- **YOUR OBJECTIVE**
Output all of the entries below precisely as written.

- **MATERIAL FOR THE TASK**
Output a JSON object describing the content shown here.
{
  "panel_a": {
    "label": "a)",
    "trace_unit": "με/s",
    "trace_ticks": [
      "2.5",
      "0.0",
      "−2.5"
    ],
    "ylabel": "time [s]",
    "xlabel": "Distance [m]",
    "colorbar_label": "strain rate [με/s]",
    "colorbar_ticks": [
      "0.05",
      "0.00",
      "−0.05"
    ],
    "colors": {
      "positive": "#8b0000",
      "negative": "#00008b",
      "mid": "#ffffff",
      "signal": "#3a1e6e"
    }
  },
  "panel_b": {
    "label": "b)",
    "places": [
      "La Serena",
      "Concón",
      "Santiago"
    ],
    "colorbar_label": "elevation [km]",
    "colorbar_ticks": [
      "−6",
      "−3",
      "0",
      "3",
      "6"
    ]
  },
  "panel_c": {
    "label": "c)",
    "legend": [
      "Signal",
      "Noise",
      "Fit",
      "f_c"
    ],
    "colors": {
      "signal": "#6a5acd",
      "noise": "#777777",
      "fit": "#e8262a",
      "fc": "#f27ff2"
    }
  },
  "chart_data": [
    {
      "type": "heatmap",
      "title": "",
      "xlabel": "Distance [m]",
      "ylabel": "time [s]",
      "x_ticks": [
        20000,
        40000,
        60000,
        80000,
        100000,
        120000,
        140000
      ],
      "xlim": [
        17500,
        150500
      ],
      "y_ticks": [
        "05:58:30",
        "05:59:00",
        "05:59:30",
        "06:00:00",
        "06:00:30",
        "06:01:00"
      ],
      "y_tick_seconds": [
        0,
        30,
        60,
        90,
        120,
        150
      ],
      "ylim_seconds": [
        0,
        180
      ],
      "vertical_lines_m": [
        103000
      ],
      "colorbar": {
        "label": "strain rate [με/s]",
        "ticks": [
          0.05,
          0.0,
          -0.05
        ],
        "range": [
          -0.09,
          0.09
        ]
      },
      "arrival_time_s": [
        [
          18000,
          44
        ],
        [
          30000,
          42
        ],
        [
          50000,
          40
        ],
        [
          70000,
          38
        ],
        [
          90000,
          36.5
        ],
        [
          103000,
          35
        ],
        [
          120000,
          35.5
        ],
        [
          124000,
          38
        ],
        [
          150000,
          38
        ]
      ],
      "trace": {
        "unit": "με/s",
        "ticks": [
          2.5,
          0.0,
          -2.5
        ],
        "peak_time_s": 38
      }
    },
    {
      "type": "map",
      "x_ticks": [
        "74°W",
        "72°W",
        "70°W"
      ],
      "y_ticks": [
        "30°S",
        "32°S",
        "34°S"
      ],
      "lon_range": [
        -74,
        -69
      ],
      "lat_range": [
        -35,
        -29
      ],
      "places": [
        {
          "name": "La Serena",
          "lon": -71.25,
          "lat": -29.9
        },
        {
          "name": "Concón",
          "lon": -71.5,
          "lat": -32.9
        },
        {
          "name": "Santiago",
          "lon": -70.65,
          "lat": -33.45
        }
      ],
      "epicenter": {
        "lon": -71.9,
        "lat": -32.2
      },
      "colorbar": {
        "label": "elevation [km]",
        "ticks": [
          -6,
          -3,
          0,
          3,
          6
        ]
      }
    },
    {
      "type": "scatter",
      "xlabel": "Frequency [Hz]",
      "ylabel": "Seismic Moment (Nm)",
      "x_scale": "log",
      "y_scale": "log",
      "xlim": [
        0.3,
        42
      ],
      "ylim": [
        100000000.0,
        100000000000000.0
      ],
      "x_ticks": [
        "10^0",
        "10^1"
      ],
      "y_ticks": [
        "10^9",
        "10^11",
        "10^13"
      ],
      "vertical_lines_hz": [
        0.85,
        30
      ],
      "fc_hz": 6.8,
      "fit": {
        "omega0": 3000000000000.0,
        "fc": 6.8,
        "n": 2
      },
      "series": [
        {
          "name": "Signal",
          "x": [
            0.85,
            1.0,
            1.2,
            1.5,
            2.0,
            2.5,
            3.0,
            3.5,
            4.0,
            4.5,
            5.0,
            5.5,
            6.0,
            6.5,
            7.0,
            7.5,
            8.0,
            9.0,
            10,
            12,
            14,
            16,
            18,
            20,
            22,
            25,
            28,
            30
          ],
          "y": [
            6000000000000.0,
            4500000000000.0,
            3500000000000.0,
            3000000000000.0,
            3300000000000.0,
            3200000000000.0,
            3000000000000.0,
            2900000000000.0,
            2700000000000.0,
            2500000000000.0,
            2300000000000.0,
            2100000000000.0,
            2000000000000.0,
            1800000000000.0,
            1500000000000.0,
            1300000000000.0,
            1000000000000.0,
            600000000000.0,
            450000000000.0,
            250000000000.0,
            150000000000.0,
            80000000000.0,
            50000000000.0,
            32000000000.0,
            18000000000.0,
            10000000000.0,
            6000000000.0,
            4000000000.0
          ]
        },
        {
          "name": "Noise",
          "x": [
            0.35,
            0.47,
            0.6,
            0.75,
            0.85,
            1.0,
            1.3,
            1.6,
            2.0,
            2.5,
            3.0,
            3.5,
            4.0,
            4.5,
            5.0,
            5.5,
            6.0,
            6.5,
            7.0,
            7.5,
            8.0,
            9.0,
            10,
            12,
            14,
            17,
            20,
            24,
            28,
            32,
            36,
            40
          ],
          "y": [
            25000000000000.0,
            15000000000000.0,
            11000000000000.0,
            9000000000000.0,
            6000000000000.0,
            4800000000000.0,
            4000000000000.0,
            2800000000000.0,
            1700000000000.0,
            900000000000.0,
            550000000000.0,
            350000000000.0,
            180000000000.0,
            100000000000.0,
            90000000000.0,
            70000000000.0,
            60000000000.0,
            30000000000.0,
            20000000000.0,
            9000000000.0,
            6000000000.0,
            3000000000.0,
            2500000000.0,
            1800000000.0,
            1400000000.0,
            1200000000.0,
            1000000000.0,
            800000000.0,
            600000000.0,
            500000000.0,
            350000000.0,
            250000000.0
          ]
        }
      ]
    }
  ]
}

- **SOLUTION TO THIS EXERCISE**
Output a JSON object describing the content shown here.
{
  "panel_a": {
    "label": "a)",
    "trace_unit": "με/s",
    "trace_ticks": [
      "2.5",
      "0.0",
      "−2.5"
    ],
    "ylabel": "time [s]",
    "xlabel": "Distance [m]",
    "colorbar_label": "strain rate [με/s]",
    "colorbar_ticks": [
      "0.05",
      "0.00",
      "−0.05"
    ],
    "colors": {
      "positive": "#8b0000",
      "negative": "#00008b",
      "mid": "#ffffff",
      "signal": "#3a1e6e"
    }
  },
  "panel_b": {
    "label": "b)",
    "places": [
      "La Serena",
      "Concón",
      "Santiago"
    ],
    "colorbar_label": "elevation [km]",
    "colorbar_ticks": [
      "−6",
      "−3",
      "0",
      "3",
      "6"
    ]
  },
  "panel_c": {
    "label": "c)",
    "legend": [
      "Signal",
      "Noise",
      "Fit",
      "f_c"
    ],
    "colors": {
      "signal": "#6a5acd",
      "noise": "#777777",
      "fit": "#e8262a",
      "fc": "#f27ff2"
    }
  },
  "chart_data": [
    {
      "type": "heatmap",
      "title": "",
      "xlabel": "Distance [m]",
      "ylabel": "time [s]",
      "x_ticks": [
        20000,
        40000,
        60000,
        80000,
        100000,
        120000,
        140000
      ],
      "xlim": [
        17500,
        150500
      ],
      "y_ticks": [
        "05:58:30",
        "05:59:00",
        "05:59:30",
        "06:00:00",
        "06:00:30",
        "06:01:00"
      ],
      "y_tick_seconds": [
        0,
        30,
        60,
        90,
        120,
        150
      ],
      "ylim_seconds": [
        0,
        180
      ],
      "vertical_lines_m": [
        103000
      ],
      "colorbar": {
        "label": "strain rate [με/s]",
        "ticks": [
          0.05,
          0.0,
          -0.05
        ],
        "range": [
          -0.09,
          0.09
        ]
      },
      "arrival_time_s": [
        [
          18000,
          44
        ],
        [
          30000,
          42
        ],
        [
          50000,
          40
        ],
        [
          70000,
          38
        ],
        [
          90000,
          36.5
        ],
        [
          103000,
          35
        ],
        [
          120000,
          35.5
        ],
        [
          124000,
          38
        ],
        [
          150000,
          38
        ]
      ],
      "trace": {
        "unit": "με/s",
        "ticks": [
          2.5,
          0.0,
          -2.5
        ],
        "peak_time_s": 38
      }
    },
    {
      "type": "map",
      "x_ticks": [
        "74°W",
        "72°W",
        "70°W"
      ],
      "y_ticks": [
        "30°S",
        "32°S",
        "34°S"
      ],
      "lon_range": [
        -74,
        -69
      ],
      "lat_range": [
        -35,
        -29
      ],
      "places": [
        {
          "name": "La Serena",
          "lon": -71.25,
          "lat": -29.9
        },
        {
          "name": "Concón",
          "lon": -71.5,
          "lat": -32.9
        },
        {
          "name": "Santiago",
          "lon": -70.65,
          "lat": -33.45
        }
      ],
      "epicenter": {
        "lon": -71.9,
        "lat": -32.2
      },
      "colorbar": {
        "label": "elevation [km]",
        "ticks": [
          -6,
          -3,
          0,
          3,
          6
        ]
      }
    },
    {
      "type": "scatter",
      "xlabel": "Frequency [Hz]",
      "ylabel": "Seismic Moment (Nm)",
      "x_scale": "log",
      "y_scale": "log",
      "xlim": [
        0.3,
        42
      ],
      "ylim": [
        100000000.0,
        100000000000000.0
      ],
      "x_ticks": [
        "10^0",
        "10^1"
      ],
      "y_ticks": [
        "10^9",
        "10^11",
        "10^13"
      ],
      "vertical_lines_hz": [
        0.85,
        30
      ],
      "fc_hz": 6.8,
      "fit": {
        "omega0": 3000000000000.0,
        "fc": 6.8,
        "n": 2
      },
      "series": [
        {
          "name": "Signal",
          "x": [
            0.85,
            1.0,
            1.2,
            1.5,
            2.0,
            2.5,
            3.0,
            3.5,
            4.0,
            4.5,
            5.0,
            5.5,
            6.0,
            6.5,
            7.0,
            7.5,
            8.0,
            9.0,
            10,
            12,
            14,
            16,
            18,
            20,
            22,
            25,
            28,
            30
          ],
          "y": [
            6000000000000.0,
            4500000000000.0,
            3500000000000.0,
            3000000000000.0,
            3300000000000.0,
            3200000000000.0,
            3000000000000.0,
            2900000000000.0,
            2700000000000.0,
            2500000000000.0,
            2300000000000.0,
            2100000000000.0,
            2000000000000.0,
            1800000000000.0,
            1500000000000.0,
            1300000000000.0,
            1000000000000.0,
            600000000000.0,
            450000000000.0,
            250000000000.0,
            150000000000.0,
            80000000000.0,
            50000000000.0,
            32000000000.0,
            18000000000.0,
            10000000000.0,
            6000000000.0,
            4000000000.0
          ]
        },
        {
          "name": "Noise",
          "x": [
            0.35,
            0.47,
            0.6,
            0.75,
            0.85,
            1.0,
            1.3,
            1.6,
            2.0,
            2.5,
            3.0,
            3.5,
            4.0,
            4.5,
            5.0,
            5.5,
            6.0,
            6.5,
            7.0,
            7.5,
            8.0,
            9.0,
            10,
            12,
            14,
            17,
            20,
            24,
            28,
            32,
            36,
            40
          ],
          "y": [
            25000000000000.0,
            15000000000000.0,
            11000000000000.0,
            9000000000000.0,
            6000000000000.0,
            4800000000000.0,
            4000000000000.0,
            2800000000000.0,
            1700000000000.0,
            900000000000.0,
            550000000000.0,
            350000000000.0,
            180000000000.0,
            100000000000.0,
            90000000000.0,
            70000000000.0,
            60000000000.0,
            30000000000.0,
            20000000000.0,
            9000000000.0,
            6000000000.0,
            3000000000.0,
            2500000000.0,
            1800000000.0,
            1400000000.0,
            1200000000.0,
            1000000000.0,
            800000000.0,
            600000000.0,
            500000000.0,
            350000000.0,
            250000000.0
          ]
        }
      ]
    }
  ]
}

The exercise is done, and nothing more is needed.